I also added strategic friction in places most ecommerce advice tells you to remove it. Instead of making all products immediately purchasable, I added "How to Use" sections that explained what software you'd need and what was customizable. This increased trust and reduced support questions about file compatibility.
The launch:
I soft-launched Nova Donna to my email list first (about 500 people, mostly other designers and creative professionals). The response was encouraging but not overwhelming. A few sales, positive feedback, some social shares. I learned from those early customers what messaging resonated and what caused confusion.
Two weeks later, I did the public launch on Etsy with refined product descriptions, better photography, and clearer positioning. That's when things started moving. The combination of strong branding, clear value proposition, and strategic SEO (I'd researched exactly what terms people searched for when looking for templates) started bringing organic traffic.

resume template design

resume template design

resume template design
The numbers told one story. Within the first month, Nova Donna generated over 100 sales across different products. The business card templates were the bestsellers (accounting for about 60% of revenue), followed by resume templates and tote bags. The average order value was higher than I'd projected, suggesting that the premium positioning was working.
But the reviews told a better story. People weren't just buying files. They were buying confidence. One customer wrote: "I've been using the same boring resume template for years. This one made me feel like I could actually compete for the jobs I want." Another said: "I finally have business cards that feel like me. Professional but not stuffy."
What actually happened:
The initial product line sold out within the first two weeks. Not because I had limited inventory (these are digital products), but because I intentionally created scarcity by offering "launch editions" with bonus elements. This created urgency and validated that the pricing was right.
I learned quickly which products resonated and which didn't. The highly constrained templates (where you could only change text, not design) outsold the flexible ones by a significant margin. The tote bags became an unexpected hit, with customers buying them as gifts or treating themselves after landing a new job or client. The social media templates I thought would be popular barely sold at all.
The brand's impact beyond sales:
Nova Donna started getting featured in design roundups and template collections on sites like Creative Market and design blogs. Other designers reached out asking if I'd be interested in white-label partnerships (I wasn't, but it validated the brand's strength). The Instagram account grew organically because the branded product photography was so shareable.
More importantly, Nova Donna became a case study I could point to in client conversations. When clients were nervous about bold design choices, I could show them Nova Donna and say: "This is what happens when you lean into personality instead of playing it safe." It gave me credibility in ecommerce design, brand photography, and product positioning, areas I hadn't formally worked in before.
The expansion:
Based on sales data and customer requests, I expanded the product line. I added more resume variations, created matching cover letter templates, and designed a "New Job Kit" bundle that included everything someone would need for a job search. The tote bag line expanded to include different colorways and patterns.
I also added a lower-priced product tier: individual social media templates at a $5 price point. These didn't sell as well as I hoped, but they served a different purpose. They were gateway products that introduced people to the Nova Donna brand, many of whom came back later to buy the higher-priced resume or business card templates.

Nova Donna taught me lessons I couldn't have learned from client work alone. When you're designing for someone else, you can blame external constraints when things don't work. But when you're the designer, the product creator, the marketer, and the business owner, every decision is yours. Every success and every failure teaches you something direct and personal.
The biggest lesson: Constraints create better products.

**Given instruction:**
Answer these questions using the Nova Donna text above.
1. Roughly how many people were on the email list used for the soft launch?
2. Which products were the bestsellers in the first month, and what share of revenue did they account for?
3. At what price point were the individual social media templates offered?

**Entries shown:**
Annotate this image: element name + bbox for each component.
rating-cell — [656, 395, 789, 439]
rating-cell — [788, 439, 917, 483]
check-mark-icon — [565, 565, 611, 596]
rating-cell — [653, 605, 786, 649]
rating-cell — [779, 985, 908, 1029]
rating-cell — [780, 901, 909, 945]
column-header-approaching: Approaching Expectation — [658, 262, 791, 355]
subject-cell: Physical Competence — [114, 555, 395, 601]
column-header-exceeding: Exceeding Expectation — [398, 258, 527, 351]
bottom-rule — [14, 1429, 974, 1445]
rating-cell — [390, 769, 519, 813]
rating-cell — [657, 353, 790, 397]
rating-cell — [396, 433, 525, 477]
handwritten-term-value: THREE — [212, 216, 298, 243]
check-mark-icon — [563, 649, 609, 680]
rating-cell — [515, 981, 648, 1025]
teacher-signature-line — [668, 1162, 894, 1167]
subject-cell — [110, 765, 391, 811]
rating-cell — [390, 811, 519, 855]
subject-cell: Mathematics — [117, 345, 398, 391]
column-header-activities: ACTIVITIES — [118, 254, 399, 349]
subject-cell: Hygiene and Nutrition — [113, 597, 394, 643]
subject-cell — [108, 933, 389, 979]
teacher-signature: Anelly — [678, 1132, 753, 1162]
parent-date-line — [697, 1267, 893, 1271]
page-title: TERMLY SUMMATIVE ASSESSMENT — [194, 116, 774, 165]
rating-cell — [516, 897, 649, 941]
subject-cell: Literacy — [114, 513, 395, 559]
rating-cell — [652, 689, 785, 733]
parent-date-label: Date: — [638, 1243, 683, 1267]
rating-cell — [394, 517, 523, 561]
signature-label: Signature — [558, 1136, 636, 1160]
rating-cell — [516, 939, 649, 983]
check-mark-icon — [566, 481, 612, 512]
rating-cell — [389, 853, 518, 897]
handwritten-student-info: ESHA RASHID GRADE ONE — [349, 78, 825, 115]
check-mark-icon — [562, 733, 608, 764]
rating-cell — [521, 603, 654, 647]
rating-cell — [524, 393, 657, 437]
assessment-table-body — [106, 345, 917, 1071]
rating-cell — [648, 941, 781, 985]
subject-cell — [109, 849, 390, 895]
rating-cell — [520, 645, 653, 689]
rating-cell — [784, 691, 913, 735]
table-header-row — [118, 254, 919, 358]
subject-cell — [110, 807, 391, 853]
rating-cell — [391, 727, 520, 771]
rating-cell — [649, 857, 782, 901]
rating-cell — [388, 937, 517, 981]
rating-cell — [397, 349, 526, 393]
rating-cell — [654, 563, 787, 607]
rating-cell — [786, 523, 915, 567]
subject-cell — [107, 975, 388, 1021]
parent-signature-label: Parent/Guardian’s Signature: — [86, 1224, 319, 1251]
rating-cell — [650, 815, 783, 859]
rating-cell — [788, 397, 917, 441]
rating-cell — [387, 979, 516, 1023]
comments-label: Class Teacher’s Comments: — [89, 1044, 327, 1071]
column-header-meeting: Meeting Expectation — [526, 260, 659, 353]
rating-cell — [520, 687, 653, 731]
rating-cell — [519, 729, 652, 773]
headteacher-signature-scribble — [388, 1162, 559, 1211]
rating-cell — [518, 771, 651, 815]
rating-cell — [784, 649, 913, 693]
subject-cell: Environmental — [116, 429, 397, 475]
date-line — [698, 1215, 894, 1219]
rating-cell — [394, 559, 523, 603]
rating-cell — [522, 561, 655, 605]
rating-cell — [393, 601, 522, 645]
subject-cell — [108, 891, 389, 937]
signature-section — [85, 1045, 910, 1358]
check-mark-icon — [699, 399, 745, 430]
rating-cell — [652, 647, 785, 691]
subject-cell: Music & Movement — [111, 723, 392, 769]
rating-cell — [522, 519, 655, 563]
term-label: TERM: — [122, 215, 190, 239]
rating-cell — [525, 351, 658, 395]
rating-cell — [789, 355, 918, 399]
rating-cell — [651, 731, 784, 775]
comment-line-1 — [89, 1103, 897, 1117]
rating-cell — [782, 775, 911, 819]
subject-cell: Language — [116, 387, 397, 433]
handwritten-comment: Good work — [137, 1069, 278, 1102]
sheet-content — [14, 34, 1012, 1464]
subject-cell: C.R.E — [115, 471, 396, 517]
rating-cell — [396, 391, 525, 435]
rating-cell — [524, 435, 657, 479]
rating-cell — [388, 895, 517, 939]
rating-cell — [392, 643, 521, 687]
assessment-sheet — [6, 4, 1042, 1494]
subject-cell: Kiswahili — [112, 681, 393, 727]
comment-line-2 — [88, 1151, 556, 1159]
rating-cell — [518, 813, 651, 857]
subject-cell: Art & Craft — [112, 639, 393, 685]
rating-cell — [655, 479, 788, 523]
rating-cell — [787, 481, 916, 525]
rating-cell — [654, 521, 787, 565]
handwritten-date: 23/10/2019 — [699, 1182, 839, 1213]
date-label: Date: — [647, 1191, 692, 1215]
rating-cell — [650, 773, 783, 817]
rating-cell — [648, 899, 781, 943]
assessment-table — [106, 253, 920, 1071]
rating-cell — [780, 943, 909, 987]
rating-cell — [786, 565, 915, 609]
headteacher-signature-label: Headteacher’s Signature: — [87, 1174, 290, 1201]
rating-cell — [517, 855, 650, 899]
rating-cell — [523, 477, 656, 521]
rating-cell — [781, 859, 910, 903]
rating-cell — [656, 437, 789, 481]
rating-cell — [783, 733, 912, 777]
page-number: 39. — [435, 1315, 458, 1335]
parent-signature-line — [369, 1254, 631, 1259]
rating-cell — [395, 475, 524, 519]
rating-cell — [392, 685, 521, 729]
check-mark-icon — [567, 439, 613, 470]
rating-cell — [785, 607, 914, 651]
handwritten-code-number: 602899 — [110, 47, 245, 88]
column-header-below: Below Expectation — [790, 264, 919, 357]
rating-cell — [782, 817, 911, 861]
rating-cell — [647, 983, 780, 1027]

**Full solution:**
1. About 500 people.
2. The business card templates, at about 60% of revenue.
3. $5.